[WHAT IS ASKED]
Scan the listing below. Report each line that includes "time".

[DATA TO USE]
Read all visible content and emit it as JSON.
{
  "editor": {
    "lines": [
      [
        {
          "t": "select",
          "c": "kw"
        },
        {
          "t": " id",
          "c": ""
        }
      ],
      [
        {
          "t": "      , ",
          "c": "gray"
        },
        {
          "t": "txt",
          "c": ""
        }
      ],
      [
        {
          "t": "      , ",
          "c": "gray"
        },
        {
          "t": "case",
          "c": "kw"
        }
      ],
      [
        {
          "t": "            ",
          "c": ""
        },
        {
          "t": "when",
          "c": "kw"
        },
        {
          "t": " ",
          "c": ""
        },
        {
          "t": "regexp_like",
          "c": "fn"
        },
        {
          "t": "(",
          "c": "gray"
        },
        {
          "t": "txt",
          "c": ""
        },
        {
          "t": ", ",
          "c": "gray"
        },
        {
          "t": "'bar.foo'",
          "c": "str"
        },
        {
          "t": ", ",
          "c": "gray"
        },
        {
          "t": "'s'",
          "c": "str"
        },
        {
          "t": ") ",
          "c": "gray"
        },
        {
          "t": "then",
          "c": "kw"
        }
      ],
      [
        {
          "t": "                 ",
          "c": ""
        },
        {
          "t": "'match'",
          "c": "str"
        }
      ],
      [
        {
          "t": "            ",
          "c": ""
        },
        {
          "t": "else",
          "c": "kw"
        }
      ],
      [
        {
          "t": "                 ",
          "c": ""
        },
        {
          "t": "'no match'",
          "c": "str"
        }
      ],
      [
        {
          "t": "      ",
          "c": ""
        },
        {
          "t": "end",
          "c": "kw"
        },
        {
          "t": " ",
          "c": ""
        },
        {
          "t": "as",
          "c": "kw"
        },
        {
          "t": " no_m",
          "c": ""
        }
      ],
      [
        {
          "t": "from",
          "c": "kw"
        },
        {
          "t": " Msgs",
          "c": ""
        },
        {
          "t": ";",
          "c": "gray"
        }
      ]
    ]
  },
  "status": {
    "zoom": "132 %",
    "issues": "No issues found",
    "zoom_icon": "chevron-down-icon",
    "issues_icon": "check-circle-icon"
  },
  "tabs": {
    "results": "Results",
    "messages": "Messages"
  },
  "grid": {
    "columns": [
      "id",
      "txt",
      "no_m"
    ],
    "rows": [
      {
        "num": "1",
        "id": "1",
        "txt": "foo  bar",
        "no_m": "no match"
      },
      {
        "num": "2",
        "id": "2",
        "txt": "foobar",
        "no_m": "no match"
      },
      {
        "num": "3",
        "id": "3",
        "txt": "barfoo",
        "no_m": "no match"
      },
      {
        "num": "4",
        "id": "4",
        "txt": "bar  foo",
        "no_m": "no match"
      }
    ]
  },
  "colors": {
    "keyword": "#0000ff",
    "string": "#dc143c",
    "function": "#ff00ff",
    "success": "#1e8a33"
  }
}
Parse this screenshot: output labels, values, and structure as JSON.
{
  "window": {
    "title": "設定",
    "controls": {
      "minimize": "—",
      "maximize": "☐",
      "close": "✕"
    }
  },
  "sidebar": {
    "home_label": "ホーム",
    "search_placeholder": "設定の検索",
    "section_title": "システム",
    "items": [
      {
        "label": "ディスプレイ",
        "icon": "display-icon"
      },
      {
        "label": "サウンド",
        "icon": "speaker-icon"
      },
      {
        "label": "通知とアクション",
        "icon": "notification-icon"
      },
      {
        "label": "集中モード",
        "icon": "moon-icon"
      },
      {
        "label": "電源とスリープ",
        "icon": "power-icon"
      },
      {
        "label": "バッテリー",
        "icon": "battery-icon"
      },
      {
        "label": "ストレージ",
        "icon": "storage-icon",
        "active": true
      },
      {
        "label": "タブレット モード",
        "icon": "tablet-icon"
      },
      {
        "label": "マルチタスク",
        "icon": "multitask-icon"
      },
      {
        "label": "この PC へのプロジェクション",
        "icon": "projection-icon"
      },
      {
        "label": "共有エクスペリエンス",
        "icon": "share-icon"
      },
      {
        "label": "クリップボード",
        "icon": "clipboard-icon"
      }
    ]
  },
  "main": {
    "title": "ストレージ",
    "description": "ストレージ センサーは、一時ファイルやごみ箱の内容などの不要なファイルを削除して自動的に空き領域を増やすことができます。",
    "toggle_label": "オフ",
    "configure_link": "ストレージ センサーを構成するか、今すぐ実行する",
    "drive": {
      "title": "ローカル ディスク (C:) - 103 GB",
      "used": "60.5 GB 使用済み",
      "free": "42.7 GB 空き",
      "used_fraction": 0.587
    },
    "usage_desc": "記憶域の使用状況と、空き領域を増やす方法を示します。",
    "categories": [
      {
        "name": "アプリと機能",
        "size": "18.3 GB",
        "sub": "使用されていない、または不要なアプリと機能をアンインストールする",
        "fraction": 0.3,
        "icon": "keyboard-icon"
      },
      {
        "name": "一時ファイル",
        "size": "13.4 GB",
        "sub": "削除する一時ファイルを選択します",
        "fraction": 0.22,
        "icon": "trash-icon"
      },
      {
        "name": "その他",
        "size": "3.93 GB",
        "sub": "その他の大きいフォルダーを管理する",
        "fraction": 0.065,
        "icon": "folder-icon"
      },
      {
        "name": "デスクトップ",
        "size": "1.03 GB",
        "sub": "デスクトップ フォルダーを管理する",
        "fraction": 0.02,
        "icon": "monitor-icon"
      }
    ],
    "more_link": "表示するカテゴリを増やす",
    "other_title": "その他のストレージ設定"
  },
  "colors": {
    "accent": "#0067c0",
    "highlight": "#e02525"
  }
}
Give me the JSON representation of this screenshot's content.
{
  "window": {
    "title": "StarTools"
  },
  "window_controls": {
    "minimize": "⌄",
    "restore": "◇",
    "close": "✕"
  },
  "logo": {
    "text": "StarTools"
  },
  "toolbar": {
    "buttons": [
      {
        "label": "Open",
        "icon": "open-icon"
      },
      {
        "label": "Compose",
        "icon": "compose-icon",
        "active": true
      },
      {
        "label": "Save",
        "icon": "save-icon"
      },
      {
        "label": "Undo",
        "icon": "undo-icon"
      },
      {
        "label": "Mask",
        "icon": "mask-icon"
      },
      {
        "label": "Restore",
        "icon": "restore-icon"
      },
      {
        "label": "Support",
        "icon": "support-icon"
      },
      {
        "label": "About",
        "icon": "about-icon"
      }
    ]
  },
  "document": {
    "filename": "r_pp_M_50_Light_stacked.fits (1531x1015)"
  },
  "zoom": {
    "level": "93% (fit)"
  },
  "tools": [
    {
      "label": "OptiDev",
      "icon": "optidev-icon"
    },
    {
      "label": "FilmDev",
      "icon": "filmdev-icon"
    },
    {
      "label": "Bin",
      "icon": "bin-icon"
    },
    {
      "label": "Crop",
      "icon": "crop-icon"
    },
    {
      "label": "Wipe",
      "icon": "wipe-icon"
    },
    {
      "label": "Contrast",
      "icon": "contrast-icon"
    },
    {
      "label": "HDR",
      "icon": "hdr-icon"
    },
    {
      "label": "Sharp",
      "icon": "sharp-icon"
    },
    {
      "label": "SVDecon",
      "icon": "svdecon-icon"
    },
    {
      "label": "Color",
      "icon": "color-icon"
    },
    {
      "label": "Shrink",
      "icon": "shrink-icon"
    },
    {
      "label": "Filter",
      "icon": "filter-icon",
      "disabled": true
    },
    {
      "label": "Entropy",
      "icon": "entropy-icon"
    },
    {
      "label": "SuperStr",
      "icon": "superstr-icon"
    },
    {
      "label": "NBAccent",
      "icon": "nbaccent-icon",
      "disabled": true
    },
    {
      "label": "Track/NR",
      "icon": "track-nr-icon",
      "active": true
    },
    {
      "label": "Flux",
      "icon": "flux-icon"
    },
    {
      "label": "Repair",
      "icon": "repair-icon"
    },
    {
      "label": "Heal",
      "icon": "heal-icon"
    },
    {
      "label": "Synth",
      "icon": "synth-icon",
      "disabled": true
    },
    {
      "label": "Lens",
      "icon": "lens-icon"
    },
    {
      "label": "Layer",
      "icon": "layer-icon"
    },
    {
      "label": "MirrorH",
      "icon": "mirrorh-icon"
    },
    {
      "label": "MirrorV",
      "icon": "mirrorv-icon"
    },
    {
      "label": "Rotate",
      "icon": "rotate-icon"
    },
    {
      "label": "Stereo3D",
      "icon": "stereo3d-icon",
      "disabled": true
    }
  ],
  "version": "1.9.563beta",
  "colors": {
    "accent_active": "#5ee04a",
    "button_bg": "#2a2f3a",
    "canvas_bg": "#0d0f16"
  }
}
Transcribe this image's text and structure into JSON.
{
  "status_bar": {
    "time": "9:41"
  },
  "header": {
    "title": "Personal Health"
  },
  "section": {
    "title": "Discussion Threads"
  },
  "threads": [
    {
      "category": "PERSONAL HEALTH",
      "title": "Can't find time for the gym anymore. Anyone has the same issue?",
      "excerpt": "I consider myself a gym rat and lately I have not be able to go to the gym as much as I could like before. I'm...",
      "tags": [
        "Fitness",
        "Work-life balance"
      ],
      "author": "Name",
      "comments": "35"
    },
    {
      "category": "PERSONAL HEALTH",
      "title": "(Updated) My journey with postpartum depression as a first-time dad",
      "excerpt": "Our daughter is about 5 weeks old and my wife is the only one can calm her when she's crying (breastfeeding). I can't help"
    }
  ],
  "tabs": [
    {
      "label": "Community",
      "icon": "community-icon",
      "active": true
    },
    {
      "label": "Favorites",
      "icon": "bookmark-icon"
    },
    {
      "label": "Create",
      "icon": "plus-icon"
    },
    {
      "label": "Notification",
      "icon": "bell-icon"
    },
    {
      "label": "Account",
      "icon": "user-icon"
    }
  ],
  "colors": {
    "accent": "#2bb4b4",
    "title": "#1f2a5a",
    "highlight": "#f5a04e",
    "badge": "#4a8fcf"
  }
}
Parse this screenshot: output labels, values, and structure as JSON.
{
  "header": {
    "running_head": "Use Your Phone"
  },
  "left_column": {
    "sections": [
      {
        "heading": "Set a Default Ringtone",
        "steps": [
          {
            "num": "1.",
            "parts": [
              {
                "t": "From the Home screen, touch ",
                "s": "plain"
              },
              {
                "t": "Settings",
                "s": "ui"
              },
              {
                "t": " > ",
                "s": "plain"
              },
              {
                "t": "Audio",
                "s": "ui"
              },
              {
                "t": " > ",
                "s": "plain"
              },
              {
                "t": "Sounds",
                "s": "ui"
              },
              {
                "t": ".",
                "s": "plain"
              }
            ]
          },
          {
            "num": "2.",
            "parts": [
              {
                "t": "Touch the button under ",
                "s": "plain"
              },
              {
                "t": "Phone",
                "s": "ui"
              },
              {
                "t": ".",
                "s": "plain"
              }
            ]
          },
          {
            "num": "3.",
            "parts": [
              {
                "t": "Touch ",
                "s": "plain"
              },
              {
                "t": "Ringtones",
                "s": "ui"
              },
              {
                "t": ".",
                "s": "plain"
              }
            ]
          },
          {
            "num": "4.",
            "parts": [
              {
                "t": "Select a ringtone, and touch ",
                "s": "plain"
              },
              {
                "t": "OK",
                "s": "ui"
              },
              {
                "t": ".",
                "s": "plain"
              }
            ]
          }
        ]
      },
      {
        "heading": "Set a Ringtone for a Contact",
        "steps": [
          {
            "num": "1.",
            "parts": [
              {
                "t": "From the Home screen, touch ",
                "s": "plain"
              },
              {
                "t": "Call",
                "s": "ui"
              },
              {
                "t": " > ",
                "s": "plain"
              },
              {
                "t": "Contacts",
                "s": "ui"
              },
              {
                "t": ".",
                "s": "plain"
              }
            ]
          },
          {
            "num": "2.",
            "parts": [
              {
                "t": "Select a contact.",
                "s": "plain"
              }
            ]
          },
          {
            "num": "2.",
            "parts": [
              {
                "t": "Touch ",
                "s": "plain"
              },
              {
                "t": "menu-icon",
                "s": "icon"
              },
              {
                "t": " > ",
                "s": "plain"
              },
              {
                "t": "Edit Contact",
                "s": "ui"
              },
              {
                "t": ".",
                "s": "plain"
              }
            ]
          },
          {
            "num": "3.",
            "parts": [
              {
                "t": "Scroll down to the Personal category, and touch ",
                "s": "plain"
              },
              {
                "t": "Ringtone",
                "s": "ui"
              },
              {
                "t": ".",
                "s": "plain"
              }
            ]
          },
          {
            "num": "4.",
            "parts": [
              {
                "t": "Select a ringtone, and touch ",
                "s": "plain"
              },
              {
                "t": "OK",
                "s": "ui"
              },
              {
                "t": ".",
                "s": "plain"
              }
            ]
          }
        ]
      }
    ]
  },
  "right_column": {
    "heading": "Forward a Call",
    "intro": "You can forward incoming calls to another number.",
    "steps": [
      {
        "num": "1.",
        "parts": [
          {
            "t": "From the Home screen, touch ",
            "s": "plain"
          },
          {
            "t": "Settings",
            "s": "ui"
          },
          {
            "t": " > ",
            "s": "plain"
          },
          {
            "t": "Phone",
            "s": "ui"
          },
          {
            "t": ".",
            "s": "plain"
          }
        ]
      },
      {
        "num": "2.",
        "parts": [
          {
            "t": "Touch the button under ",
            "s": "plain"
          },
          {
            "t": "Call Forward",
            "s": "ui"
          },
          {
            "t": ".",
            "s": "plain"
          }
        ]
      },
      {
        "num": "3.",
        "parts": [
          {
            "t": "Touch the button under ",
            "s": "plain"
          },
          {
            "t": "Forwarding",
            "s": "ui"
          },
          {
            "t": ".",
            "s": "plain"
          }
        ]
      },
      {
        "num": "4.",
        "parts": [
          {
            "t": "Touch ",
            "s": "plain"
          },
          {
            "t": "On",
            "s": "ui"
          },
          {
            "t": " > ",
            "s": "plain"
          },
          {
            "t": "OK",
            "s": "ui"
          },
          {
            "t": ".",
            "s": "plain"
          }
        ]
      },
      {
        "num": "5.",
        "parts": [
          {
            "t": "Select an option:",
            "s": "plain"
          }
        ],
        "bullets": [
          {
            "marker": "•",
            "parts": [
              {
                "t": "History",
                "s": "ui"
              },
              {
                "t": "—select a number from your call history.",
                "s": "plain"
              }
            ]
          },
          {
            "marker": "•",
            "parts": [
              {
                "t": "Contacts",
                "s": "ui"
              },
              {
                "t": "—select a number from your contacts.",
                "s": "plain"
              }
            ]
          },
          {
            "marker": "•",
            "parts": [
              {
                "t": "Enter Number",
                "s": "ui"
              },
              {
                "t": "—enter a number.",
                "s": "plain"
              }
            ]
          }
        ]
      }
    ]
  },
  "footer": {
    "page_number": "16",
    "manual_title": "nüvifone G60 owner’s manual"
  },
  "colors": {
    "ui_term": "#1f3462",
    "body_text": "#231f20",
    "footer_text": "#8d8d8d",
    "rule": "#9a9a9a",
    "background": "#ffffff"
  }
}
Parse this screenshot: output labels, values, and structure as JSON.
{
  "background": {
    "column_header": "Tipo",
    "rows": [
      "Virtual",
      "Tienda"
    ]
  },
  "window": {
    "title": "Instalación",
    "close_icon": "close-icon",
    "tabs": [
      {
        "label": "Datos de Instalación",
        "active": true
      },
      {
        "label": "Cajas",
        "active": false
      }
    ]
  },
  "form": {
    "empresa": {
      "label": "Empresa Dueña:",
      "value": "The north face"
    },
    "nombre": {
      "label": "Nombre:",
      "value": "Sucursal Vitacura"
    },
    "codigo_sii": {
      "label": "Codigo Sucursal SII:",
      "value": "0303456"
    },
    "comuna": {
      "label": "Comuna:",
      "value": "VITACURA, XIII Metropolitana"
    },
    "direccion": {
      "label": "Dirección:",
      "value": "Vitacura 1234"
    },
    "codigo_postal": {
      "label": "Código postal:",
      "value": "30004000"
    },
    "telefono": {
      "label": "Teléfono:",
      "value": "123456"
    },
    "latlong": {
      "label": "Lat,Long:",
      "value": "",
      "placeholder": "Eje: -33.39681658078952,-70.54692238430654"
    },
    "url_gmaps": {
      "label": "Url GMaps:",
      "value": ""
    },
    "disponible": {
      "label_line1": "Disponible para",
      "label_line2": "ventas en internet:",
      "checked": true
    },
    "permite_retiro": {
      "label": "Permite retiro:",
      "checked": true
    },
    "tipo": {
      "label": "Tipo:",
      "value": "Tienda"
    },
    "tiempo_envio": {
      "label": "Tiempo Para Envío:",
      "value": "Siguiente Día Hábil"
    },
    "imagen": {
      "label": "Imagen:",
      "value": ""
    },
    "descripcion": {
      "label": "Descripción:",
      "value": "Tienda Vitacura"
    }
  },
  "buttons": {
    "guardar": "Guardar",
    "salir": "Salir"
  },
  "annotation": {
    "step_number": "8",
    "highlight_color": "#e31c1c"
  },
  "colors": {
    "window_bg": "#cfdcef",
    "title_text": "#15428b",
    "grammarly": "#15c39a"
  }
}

[FULL RESPONSE]
    "time": "9:41"
      "title": "Can't find time for the gym anymore. Anyone has the same issue?",
      "title": "(Updated) My journey with postpartum depression as a first-time dad",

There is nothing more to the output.